WHAT THIS TASK INVOLVES. Gather all lines with "icon" from the records.

——————

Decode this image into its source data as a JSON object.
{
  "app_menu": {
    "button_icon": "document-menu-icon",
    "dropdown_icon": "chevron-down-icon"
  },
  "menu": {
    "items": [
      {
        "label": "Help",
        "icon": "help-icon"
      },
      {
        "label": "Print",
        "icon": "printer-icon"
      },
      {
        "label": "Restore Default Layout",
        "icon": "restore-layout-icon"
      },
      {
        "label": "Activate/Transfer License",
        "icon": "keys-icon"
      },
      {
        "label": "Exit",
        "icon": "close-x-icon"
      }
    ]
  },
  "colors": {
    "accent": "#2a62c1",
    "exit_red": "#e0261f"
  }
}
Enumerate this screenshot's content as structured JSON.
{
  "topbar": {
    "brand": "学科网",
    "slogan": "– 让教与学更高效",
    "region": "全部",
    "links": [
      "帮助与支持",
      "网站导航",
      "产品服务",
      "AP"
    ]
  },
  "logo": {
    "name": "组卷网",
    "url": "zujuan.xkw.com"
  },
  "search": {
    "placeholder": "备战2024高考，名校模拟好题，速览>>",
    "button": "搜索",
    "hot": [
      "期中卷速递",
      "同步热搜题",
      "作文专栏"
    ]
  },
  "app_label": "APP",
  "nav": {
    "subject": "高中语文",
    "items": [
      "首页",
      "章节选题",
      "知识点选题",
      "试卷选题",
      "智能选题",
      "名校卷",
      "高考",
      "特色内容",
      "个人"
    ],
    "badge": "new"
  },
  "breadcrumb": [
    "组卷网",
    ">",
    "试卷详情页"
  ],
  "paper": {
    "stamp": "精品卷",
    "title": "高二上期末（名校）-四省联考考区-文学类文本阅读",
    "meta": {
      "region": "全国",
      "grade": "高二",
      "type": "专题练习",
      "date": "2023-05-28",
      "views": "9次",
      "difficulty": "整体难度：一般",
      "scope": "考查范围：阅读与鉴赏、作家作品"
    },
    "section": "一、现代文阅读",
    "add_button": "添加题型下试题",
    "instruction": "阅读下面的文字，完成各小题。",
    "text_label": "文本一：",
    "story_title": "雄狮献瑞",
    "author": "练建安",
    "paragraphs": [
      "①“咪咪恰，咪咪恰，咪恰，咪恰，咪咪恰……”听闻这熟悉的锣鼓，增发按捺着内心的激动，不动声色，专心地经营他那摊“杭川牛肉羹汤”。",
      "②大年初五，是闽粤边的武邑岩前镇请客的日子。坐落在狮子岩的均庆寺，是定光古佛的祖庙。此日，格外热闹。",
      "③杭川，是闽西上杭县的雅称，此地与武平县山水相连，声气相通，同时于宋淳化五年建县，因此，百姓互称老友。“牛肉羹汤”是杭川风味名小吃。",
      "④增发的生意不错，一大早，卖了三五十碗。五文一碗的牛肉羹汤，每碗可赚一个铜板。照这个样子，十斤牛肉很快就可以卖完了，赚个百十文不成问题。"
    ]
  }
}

——————

ANSWER FOR THE TASK.
    "button_icon": "document-menu-icon",
    "dropdown_icon": "chevron-down-icon"
        "icon": "help-icon"
        "icon": "printer-icon"
        "icon": "restore-layout-icon"
        "icon": "keys-icon"
        "icon": "close-x-icon"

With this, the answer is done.